[Collected data entries]
========================

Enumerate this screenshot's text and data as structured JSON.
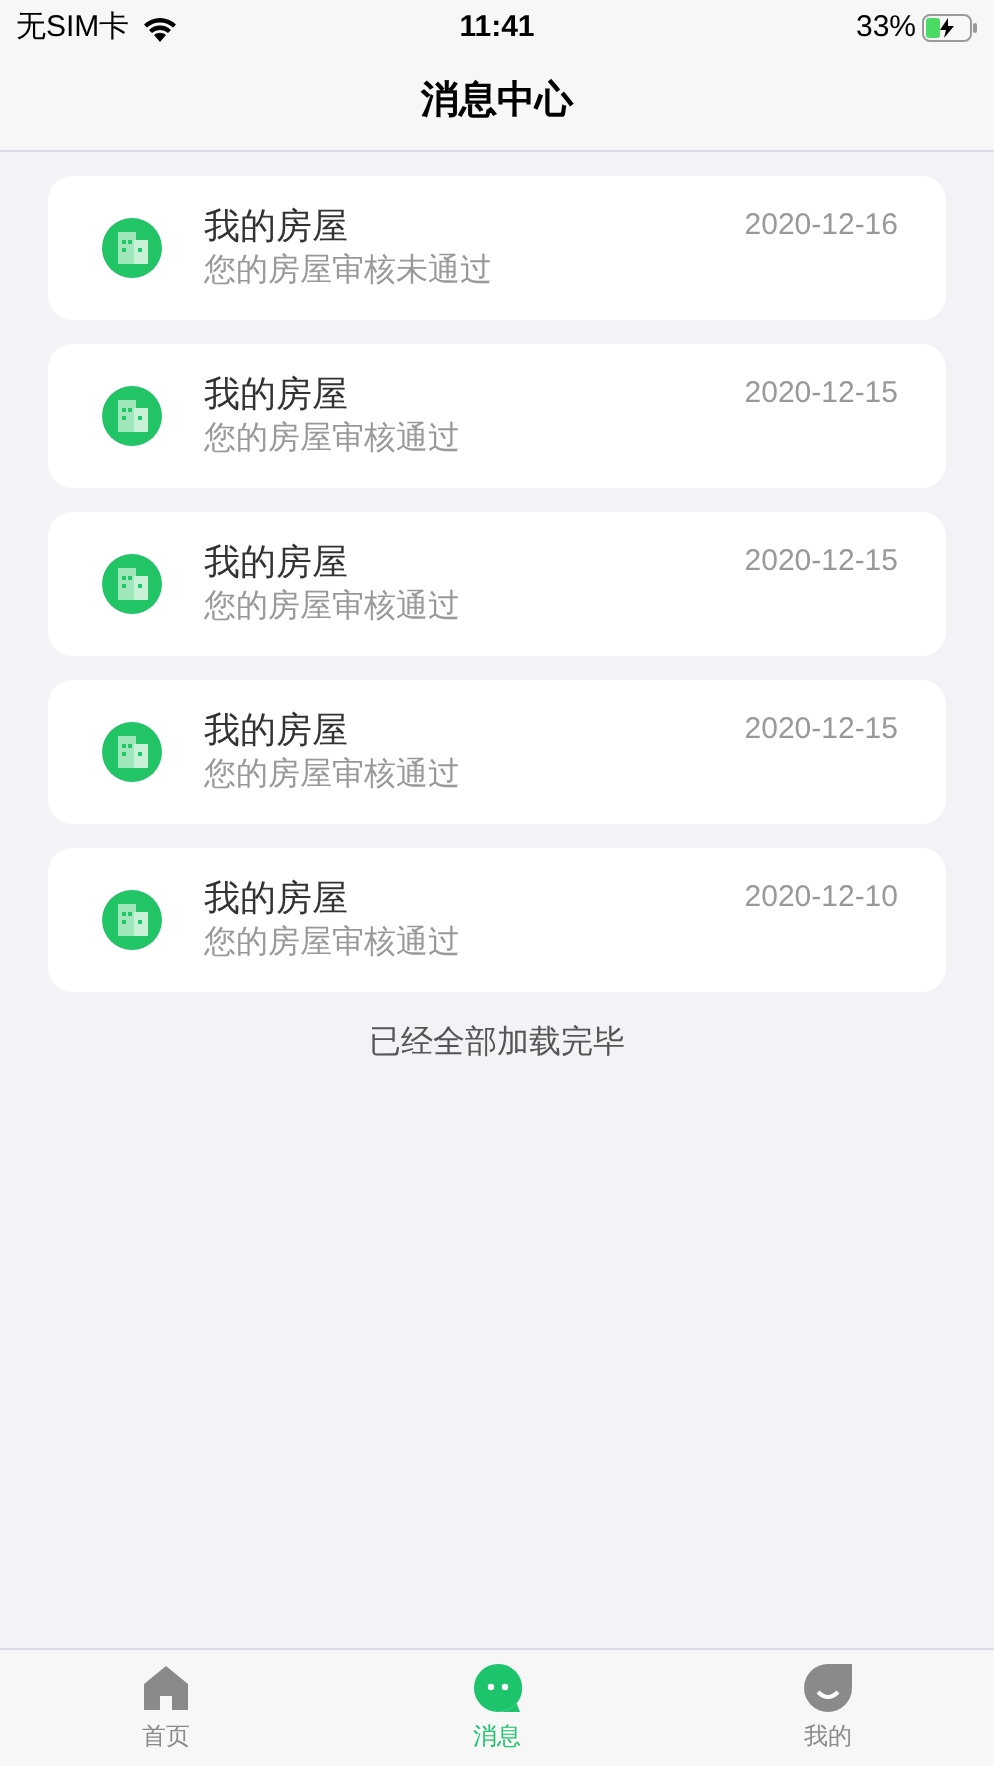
{
  "status_bar": {
    "carrier": "无SIM卡",
    "time": "11:41",
    "battery": "33%"
  },
  "title": "消息中心",
  "messages": [
    {
      "title": "我的房屋",
      "body": "您的房屋审核未通过",
      "date": "2020-12-16"
    },
    {
      "title": "我的房屋",
      "body": "您的房屋审核通过",
      "date": "2020-12-15"
    },
    {
      "title": "我的房屋",
      "body": "您的房屋审核通过",
      "date": "2020-12-15"
    },
    {
      "title": "我的房屋",
      "body": "您的房屋审核通过",
      "date": "2020-12-15"
    },
    {
      "title": "我的房屋",
      "body": "您的房屋审核通过",
      "date": "2020-12-10"
    }
  ],
  "footer": "已经全部加载完毕",
  "tabs": [
    {
      "label": "首页",
      "kind": "home",
      "selected": false
    },
    {
      "label": "消息",
      "kind": "chat",
      "selected": true
    },
    {
      "label": "我的",
      "kind": "profile",
      "selected": false
    }
  ]
}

========================

THE REQUEST:
Without the pictures, reproduce every line of the records above exactly.

EXERCISE SOLUTION:
Enumerate this screenshot's text and data as structured JSON.
{
  "status_bar": {
    "carrier": "无SIM卡",
    "time": "11:41",
    "battery": "33%"
  },
  "title": "消息中心",
  "messages": [
    {
      "title": "我的房屋",
      "body": "您的房屋审核未通过",
      "date": "2020-12-16"
    },
    {
      "title": "我的房屋",
      "body": "您的房屋审核通过",
      "date": "2020-12-15"
    },
    {
      "title": "我的房屋",
      "body": "您的房屋审核通过",
      "date": "2020-12-15"
    },
    {
      "title": "我的房屋",
      "body": "您的房屋审核通过",
      "date": "2020-12-15"
    },
    {
      "title": "我的房屋",
      "body": "您的房屋审核通过",
      "date": "2020-12-10"
    }
  ],
  "footer": "已经全部加载完毕",
  "tabs": [
    {
      "label": "首页",
      "kind": "home",
      "selected": false
    },
    {
      "label": "消息",
      "kind": "chat",
      "selected": true
    },
    {
      "label": "我的",
      "kind": "profile",
      "selected": false
    }
  ]
}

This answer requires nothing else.